Page →
• • • • •

# An mc from arizona



## Rhymetravilla (May 26, 2018)

Hello, my name is john, but I rap under the moniker Rhymetravilla. I am also an aspiring novelist with an urban fantasy story currently in the works. It is called three blind mice.
It is a pleasure to meet you.


----------



## Darren White (May 27, 2018)

Welcome 
Pleasure to meet you too. And I was wondering, since you're a rapper do you write poetry as well? Lyrics?


----------



## Rhymetravilla (May 27, 2018)

I do write lyrics.
Give love one to another
remember all men are brothers
but watch them dismember eachother 
over this god or the other


----------



## escorial (May 27, 2018)

i like urban rap with a healthy respect for the police....


----------



## Rhymetravilla (May 27, 2018)

To me it depends on the situation described. And I love all types! Any favorites?^


----------



## Ralph Rotten (May 29, 2018)

Yay from Arizona!


----------



## Anita M Shaw (May 29, 2018)

Welcome John!


----------



## TuesdayEve (May 31, 2018)

Happy your here Rhyme, welcome.


----------



## H.Brown (Jun 10, 2018)

Hi Rhyme, seems like you have jumped right in around here. But I just wnated to say and his see how you were finding wf so far?

Your urban fantas story seems to be right up my alley, can you tell us a little more about it? Or if you hav already shared some, please link me and I'll take a look. The title three blind mice seems interesting. 

Welcome.


----------



## Rhymetravilla (Jun 10, 2018)

I have shared it but working from my phone I can't share the link. It should be in the fantasy / Syfy Workshop. So it concern a cult that operates bye sacrificing parents to their own children in order to unlock hidden power the main characters join a mysterious Society opposed to this cult which you can only join if you figure out it exists on your own

Sent from my LG-TP260 using Tapatalk


----------



## H.Brown (Jun 10, 2018)

Rhymetravilla said:


> I have shared it but working from my phone I can't share the link. It should be in the fantasy / Syfy Workshop. So it concern a cult that operates bye sacrificing parents to their own children in order to unlock hidden power the main characters join a mysterious Society opposed to this cult which you can only join if you figure out it exists on your own
> 
> Sent from my LG-TP260 using Tapatalk



Hi I will have a look for it Rhyme, but I have read a creative piece by yourself today and left my thoughts for you. I enjoyed what I read.

• • • • •

Entries →
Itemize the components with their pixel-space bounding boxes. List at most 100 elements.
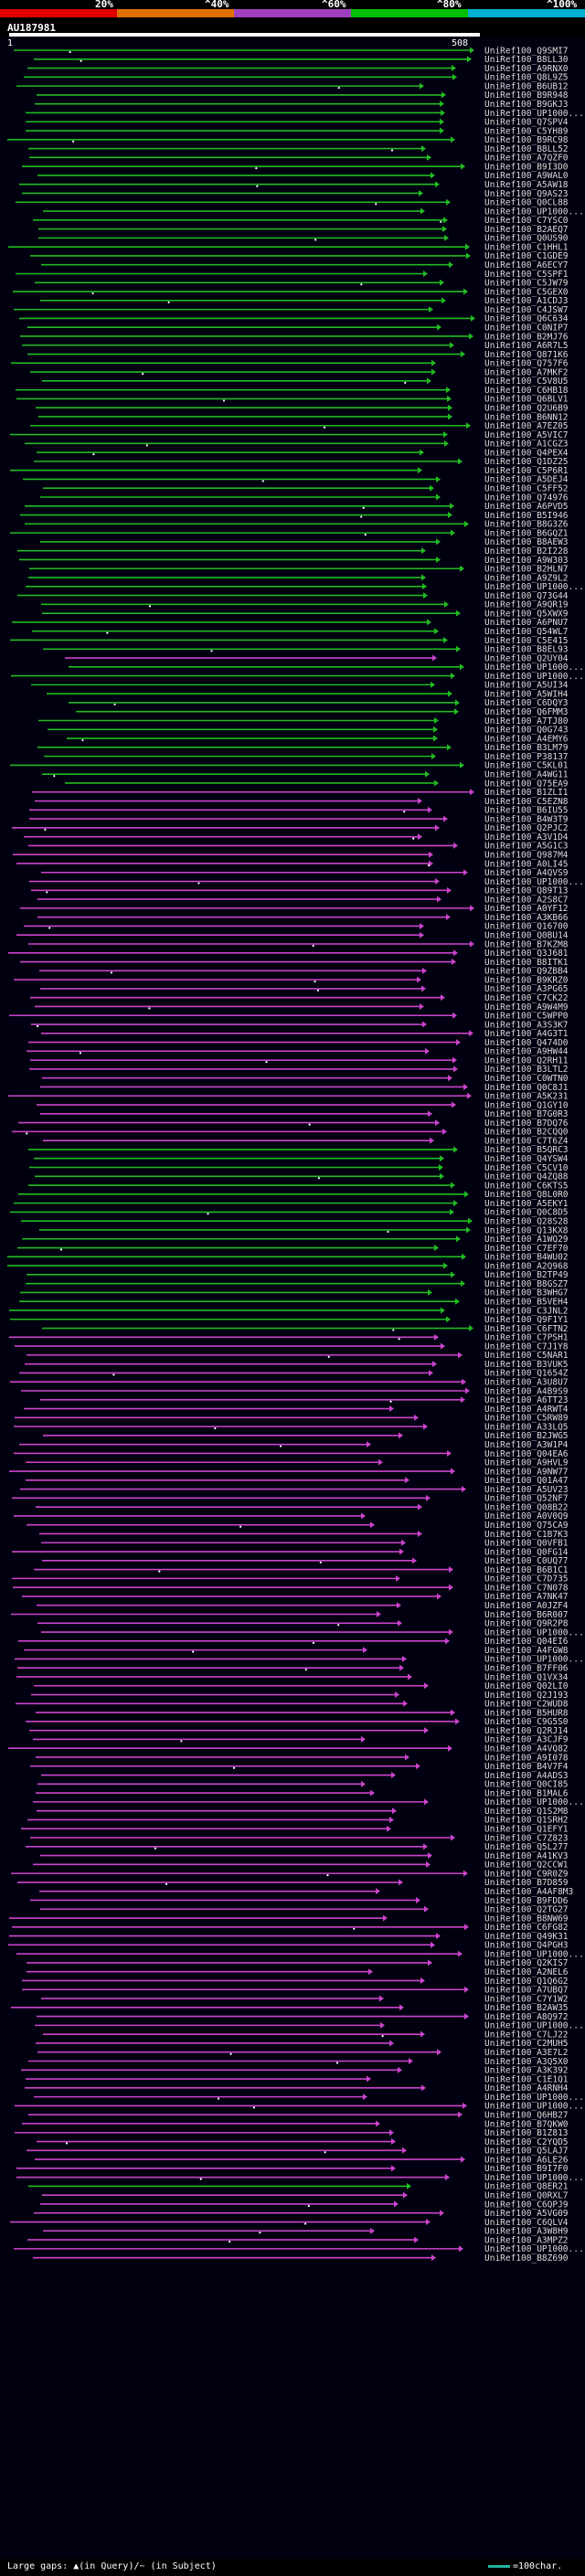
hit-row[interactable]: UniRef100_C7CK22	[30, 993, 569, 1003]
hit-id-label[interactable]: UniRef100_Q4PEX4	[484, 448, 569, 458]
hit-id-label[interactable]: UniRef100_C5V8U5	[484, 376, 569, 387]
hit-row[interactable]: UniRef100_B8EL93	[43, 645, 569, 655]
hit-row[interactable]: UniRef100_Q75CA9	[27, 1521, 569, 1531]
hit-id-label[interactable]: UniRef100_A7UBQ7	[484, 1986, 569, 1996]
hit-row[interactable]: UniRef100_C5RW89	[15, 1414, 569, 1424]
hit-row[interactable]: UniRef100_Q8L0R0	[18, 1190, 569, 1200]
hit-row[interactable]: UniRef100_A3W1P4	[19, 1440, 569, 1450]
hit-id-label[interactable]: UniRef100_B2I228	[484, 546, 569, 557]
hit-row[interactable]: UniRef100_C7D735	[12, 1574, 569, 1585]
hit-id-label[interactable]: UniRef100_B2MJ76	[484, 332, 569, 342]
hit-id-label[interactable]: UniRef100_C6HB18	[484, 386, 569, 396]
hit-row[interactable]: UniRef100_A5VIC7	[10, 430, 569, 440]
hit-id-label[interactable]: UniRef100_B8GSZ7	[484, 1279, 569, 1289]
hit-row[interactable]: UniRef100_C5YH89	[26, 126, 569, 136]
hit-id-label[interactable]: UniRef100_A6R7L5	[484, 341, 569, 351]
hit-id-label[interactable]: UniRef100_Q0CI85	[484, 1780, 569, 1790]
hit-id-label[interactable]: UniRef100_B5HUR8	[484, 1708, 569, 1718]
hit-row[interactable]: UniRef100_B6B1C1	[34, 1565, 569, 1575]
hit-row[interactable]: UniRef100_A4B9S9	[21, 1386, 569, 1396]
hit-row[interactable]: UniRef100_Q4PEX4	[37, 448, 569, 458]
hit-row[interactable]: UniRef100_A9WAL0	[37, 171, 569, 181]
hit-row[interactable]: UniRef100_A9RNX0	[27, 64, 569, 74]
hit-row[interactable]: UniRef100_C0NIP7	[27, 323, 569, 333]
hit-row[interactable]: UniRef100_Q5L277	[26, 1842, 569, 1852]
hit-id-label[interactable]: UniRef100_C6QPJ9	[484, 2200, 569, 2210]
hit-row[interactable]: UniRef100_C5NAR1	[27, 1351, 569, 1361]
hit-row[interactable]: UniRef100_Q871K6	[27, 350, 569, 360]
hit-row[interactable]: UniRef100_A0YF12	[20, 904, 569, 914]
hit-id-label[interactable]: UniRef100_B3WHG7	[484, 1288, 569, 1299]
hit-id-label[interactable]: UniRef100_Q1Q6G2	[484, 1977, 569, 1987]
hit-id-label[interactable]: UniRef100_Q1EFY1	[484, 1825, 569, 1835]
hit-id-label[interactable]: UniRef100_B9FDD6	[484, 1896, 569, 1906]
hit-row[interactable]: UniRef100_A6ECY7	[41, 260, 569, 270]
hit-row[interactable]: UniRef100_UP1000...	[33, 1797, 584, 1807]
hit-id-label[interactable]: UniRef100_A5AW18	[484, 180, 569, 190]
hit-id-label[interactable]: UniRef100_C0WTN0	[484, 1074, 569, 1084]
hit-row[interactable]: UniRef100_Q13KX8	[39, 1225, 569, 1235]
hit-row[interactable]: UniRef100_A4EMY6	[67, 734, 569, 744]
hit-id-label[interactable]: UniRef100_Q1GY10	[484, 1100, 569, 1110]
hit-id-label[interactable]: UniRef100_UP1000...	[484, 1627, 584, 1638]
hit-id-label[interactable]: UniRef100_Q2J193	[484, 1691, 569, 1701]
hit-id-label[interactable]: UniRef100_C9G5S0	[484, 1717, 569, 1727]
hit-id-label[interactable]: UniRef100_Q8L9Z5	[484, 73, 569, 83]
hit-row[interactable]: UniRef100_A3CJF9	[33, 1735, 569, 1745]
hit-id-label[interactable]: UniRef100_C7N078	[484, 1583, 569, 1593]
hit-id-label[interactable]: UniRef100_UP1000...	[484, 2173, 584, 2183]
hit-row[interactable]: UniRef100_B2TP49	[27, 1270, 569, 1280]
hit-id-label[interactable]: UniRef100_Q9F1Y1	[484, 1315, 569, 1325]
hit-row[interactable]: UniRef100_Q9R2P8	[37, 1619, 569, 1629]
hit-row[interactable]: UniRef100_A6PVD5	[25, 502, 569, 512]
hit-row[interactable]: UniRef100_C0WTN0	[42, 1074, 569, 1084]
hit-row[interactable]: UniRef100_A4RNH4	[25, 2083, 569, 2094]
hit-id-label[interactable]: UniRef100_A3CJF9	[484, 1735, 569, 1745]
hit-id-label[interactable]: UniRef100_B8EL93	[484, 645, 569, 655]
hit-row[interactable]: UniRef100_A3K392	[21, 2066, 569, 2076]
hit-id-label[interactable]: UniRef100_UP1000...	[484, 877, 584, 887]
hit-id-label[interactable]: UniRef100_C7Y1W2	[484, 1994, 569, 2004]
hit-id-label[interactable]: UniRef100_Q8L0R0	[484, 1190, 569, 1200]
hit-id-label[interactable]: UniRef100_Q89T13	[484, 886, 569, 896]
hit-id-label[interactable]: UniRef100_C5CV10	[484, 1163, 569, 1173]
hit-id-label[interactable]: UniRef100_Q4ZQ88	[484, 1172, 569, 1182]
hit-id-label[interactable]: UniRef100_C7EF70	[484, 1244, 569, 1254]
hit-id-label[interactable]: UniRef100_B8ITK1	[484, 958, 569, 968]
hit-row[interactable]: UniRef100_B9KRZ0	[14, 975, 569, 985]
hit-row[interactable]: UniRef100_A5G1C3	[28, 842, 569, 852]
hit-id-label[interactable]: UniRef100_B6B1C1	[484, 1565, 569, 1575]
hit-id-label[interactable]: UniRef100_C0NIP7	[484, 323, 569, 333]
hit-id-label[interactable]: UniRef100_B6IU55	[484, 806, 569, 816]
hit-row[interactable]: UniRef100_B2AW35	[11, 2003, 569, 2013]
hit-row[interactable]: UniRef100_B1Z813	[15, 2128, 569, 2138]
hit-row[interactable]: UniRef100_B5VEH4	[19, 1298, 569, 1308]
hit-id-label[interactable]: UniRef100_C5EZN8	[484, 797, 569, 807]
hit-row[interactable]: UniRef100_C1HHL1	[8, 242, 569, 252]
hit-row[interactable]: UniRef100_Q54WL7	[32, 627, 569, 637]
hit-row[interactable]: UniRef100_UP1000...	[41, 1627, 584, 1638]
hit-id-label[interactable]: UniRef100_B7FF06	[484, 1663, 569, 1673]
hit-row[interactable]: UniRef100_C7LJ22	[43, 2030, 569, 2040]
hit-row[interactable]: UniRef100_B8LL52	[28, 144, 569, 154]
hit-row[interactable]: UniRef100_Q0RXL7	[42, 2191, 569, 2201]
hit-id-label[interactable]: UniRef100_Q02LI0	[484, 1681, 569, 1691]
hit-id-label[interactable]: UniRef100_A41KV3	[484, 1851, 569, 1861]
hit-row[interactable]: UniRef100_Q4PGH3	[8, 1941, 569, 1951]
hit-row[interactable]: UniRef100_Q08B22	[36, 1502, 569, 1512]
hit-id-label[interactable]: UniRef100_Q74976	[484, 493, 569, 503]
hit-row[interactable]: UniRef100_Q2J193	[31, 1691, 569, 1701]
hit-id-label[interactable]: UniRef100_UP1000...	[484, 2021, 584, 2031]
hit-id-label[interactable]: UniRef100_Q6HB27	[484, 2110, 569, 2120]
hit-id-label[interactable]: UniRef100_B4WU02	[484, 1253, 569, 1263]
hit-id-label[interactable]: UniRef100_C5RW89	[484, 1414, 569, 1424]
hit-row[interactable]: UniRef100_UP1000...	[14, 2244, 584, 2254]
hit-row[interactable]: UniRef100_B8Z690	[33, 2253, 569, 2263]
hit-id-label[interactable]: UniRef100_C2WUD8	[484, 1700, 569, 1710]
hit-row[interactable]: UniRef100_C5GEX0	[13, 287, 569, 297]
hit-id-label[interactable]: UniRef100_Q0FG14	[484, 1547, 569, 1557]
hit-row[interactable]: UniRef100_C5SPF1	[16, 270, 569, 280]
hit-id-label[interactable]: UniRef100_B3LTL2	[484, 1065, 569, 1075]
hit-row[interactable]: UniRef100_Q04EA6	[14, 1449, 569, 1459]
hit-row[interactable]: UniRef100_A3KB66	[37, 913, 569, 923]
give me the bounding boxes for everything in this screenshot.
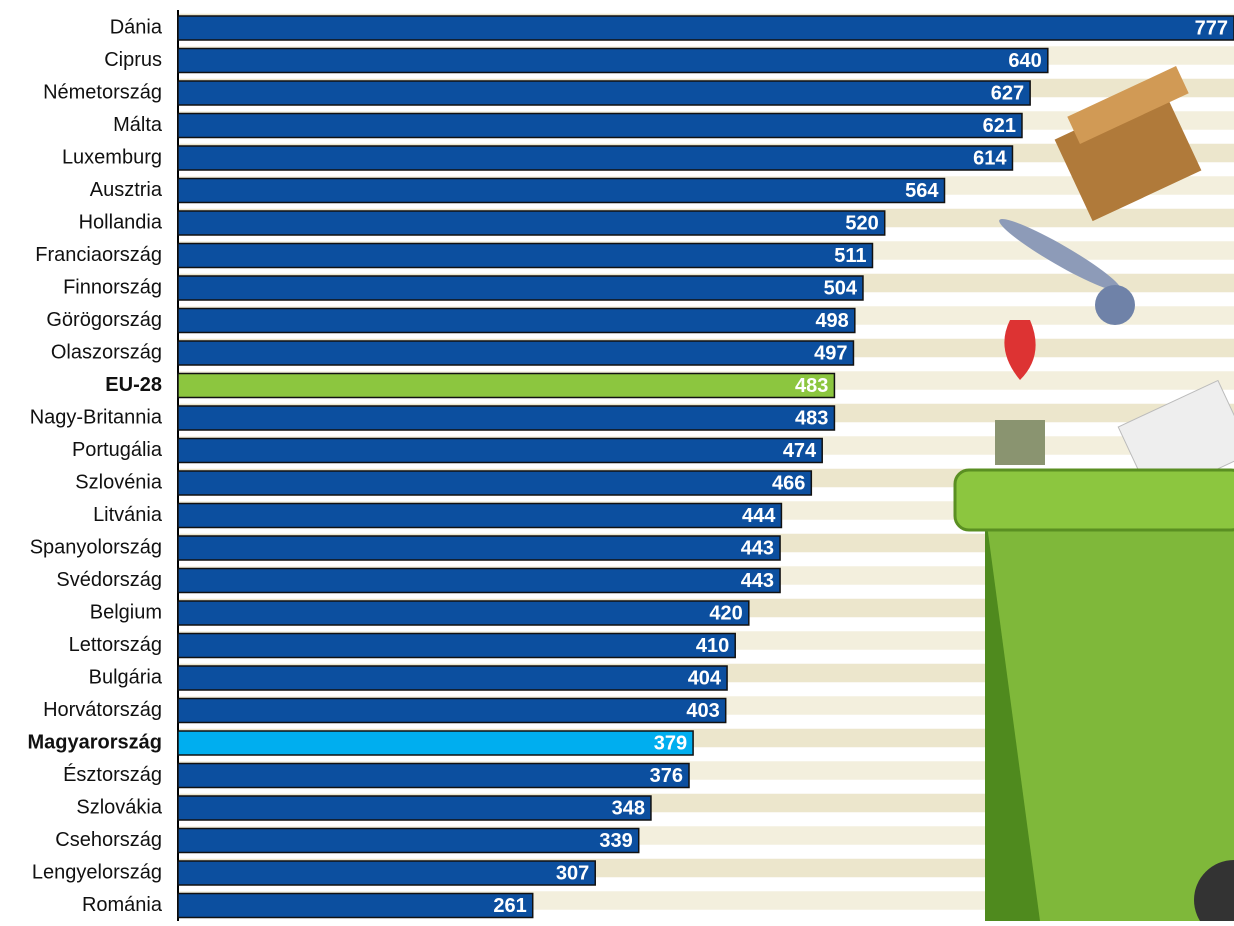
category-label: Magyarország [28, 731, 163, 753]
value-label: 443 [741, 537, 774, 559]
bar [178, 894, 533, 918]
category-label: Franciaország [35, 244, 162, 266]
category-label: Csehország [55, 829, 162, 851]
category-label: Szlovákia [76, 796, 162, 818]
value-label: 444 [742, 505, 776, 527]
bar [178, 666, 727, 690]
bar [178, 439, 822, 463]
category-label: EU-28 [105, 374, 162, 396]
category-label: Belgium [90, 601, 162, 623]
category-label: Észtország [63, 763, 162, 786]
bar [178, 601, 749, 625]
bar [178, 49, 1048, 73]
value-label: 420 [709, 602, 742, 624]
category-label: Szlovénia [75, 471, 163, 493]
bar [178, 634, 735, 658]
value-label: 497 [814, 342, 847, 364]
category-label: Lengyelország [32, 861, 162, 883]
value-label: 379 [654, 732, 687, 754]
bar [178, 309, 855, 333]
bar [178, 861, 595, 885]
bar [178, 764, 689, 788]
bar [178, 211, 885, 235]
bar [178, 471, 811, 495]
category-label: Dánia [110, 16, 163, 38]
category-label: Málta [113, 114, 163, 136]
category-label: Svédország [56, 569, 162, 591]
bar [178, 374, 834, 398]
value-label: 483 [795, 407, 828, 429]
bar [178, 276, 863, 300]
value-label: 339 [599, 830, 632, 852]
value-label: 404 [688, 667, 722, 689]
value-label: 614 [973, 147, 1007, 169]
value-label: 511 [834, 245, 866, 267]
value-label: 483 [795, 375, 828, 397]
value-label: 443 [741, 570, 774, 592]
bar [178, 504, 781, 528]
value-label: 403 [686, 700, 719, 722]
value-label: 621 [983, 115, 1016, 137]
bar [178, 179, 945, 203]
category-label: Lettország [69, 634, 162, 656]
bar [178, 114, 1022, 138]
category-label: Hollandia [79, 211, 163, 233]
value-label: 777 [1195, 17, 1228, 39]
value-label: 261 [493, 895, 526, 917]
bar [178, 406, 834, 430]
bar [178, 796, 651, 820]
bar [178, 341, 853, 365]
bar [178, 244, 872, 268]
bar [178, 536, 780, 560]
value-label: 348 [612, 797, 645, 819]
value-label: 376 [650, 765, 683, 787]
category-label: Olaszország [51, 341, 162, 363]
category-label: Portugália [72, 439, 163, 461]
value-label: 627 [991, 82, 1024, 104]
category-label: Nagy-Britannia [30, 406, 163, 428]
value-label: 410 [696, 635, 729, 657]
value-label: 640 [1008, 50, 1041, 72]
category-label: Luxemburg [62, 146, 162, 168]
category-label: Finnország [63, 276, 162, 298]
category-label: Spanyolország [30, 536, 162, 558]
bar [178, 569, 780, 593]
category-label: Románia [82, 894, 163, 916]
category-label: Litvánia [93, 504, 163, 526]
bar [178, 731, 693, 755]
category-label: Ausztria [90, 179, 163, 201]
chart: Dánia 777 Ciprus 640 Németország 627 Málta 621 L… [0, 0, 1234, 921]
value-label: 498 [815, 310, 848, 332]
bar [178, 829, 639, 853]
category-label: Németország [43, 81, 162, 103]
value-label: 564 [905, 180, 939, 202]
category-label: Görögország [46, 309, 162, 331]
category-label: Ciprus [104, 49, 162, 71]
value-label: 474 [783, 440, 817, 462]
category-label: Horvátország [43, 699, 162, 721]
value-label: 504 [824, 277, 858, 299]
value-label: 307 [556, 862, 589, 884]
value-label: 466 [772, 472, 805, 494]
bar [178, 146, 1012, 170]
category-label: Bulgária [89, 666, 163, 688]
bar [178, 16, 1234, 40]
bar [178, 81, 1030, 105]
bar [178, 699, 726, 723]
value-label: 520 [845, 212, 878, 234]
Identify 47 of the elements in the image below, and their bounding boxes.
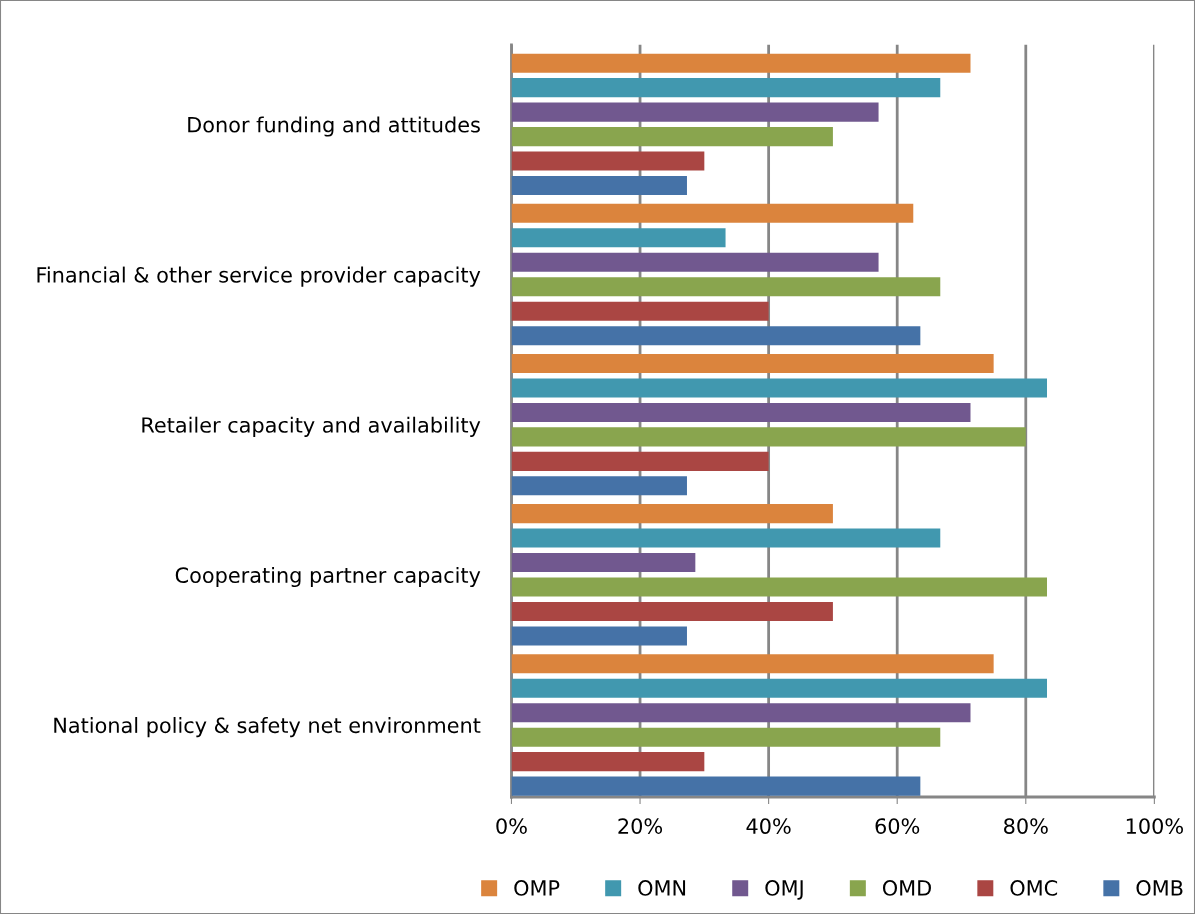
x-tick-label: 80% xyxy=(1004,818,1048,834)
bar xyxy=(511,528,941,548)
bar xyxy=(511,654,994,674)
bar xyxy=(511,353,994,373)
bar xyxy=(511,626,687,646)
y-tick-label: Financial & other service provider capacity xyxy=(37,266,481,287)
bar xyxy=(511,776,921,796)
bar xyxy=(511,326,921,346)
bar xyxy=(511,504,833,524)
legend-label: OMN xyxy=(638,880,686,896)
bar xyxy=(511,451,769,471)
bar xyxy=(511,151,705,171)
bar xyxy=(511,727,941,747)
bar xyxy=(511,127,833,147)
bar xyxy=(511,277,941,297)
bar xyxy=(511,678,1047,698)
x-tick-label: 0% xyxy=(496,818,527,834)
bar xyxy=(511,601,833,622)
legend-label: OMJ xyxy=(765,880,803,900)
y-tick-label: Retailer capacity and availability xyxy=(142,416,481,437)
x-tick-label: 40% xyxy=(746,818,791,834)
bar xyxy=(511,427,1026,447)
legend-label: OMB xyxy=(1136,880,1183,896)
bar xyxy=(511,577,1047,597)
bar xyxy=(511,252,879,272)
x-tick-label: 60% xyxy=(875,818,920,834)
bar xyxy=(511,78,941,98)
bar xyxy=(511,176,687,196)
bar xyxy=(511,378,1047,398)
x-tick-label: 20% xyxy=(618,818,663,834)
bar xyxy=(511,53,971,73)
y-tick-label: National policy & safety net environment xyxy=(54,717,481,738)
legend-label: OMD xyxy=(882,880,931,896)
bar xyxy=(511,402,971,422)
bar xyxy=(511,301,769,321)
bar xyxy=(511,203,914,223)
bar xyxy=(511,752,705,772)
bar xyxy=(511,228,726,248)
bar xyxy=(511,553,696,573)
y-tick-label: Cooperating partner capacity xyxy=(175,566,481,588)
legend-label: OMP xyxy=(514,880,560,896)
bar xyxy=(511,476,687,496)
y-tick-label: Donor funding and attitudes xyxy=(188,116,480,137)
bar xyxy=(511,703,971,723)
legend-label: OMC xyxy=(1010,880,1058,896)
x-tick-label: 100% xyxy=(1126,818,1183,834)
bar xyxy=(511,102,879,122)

• • • • •

Objectives →
1. Decide whether each statement below agrees with the thread above. Answer yes or no for each and quote the words of the thread that decide it.
(a) Rhymetravilla's urban fantasy story is called three blind mice.
(b) Rhymetravilla posts the link to the story in the thread.
(c) The mysterious Society in the story can be joined only by those who figure out on their own that it exists.
2. Reproduce the stretch of the thread from "I do write lyrics." through "escorial (May 27, 2018)" word for word.

Expected results →
1.
(a) Yes: "It is called three blind mice."
(b) No: "I have shared it but working from my phone I can't share the link."
(c) Yes: "which you can only join if you figure out it exists on your own"

2.
I do write lyrics.
Give love one to another
remember all men are brothers
but watch them dismember eachother 
over this god or the other


----------



## escorial (May 27, 2018)